■ DATA FOR THIS TASK
§ §

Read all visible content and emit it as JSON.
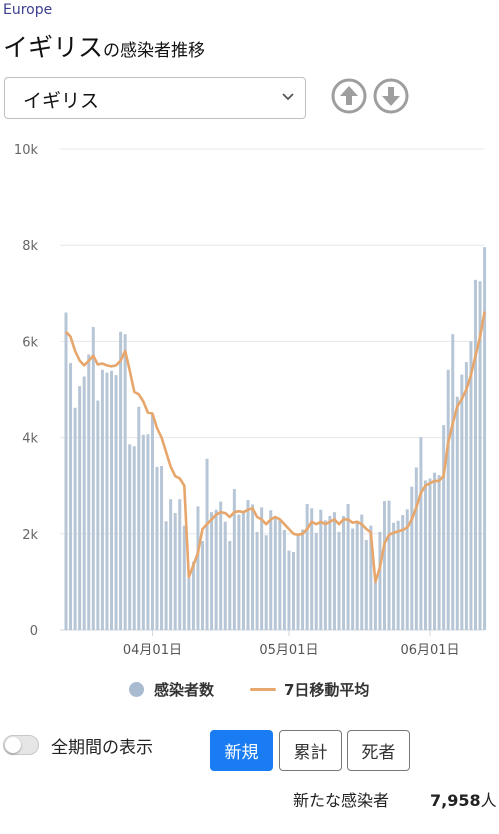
{
  "region": "Europe",
  "title": {
    "country": "イギリス",
    "suffix": "の感染者推移"
  },
  "select": {
    "value": "イギリス",
    "chevron_icon": "chevron-down-icon"
  },
  "nav": {
    "up_icon": "arrow-up-circle-icon",
    "down_icon": "arrow-down-circle-icon"
  },
  "colors": {
    "bar": "#b7c6d6",
    "line": "#e7a66b",
    "active": "#1a7cf2"
  },
  "chart_data": {
    "type": "bar",
    "y_ticks": [
      "0",
      "2k",
      "4k",
      "6k",
      "8k",
      "10k"
    ],
    "ylim": [
      0,
      10000
    ],
    "grid": true,
    "x_tick_labels": [
      "04月01日",
      "05月01日",
      "06月01日"
    ],
    "series": [
      {
        "name": "感染者数",
        "type": "bar",
        "values": [
          6600,
          5550,
          4620,
          5070,
          5270,
          5730,
          6300,
          4770,
          5410,
          5350,
          5390,
          5300,
          6200,
          6150,
          3860,
          3820,
          4640,
          4060,
          4070,
          4490,
          3390,
          3410,
          2260,
          2720,
          2430,
          2720,
          2170,
          1080,
          1420,
          2570,
          1850,
          3560,
          2450,
          2500,
          2670,
          2250,
          1850,
          2930,
          2400,
          2460,
          2700,
          2610,
          2040,
          2550,
          1970,
          2490,
          2370,
          2300,
          2080,
          1650,
          1620,
          1990,
          2090,
          2620,
          2530,
          2020,
          2500,
          2280,
          2370,
          2450,
          2040,
          2370,
          2620,
          2110,
          2270,
          2400,
          1870,
          2170,
          1000,
          2040,
          2680,
          2690,
          2230,
          2270,
          2390,
          2510,
          2980,
          3380,
          4010,
          3110,
          3150,
          3270,
          3220,
          4260,
          5410,
          6150,
          4850,
          5310,
          5570,
          6000,
          7280,
          7250,
          7960
        ]
      },
      {
        "name": "7日移動平均",
        "type": "line",
        "values": [
          6200,
          6100,
          5800,
          5600,
          5500,
          5600,
          5700,
          5520,
          5540,
          5500,
          5480,
          5500,
          5600,
          5800,
          5400,
          4950,
          4900,
          4750,
          4520,
          4500,
          4200,
          4000,
          3700,
          3400,
          3200,
          3150,
          3000,
          1100,
          1350,
          1600,
          2100,
          2200,
          2300,
          2400,
          2450,
          2430,
          2350,
          2450,
          2470,
          2450,
          2500,
          2530,
          2350,
          2300,
          2200,
          2300,
          2350,
          2300,
          2200,
          2100,
          2000,
          1980,
          2000,
          2100,
          2250,
          2200,
          2250,
          2200,
          2250,
          2300,
          2200,
          2300,
          2300,
          2230,
          2250,
          2200,
          2100,
          2030,
          1000,
          1300,
          1800,
          1980,
          2020,
          2050,
          2080,
          2130,
          2300,
          2550,
          2850,
          3000,
          3050,
          3100,
          3100,
          3200,
          3900,
          4300,
          4650,
          4800,
          5000,
          5300,
          5700,
          6100,
          6620
        ]
      }
    ]
  },
  "legend": {
    "cases": "感染者数",
    "average": "7日移動平均"
  },
  "toggle": {
    "label": "全期間の表示",
    "on": false
  },
  "segments": [
    {
      "label": "新規",
      "active": true
    },
    {
      "label": "累計",
      "active": false
    },
    {
      "label": "死者",
      "active": false
    }
  ],
  "summary": {
    "label": "新たな感染者",
    "value": "7,958",
    "unit": "人"
  }
}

§ §

■ DIRECTIONS FOR THIS TASK
Within the entries above, how many lines contain "arrow"? Respond with the number only.

■ PROBLEM SOLUTION
2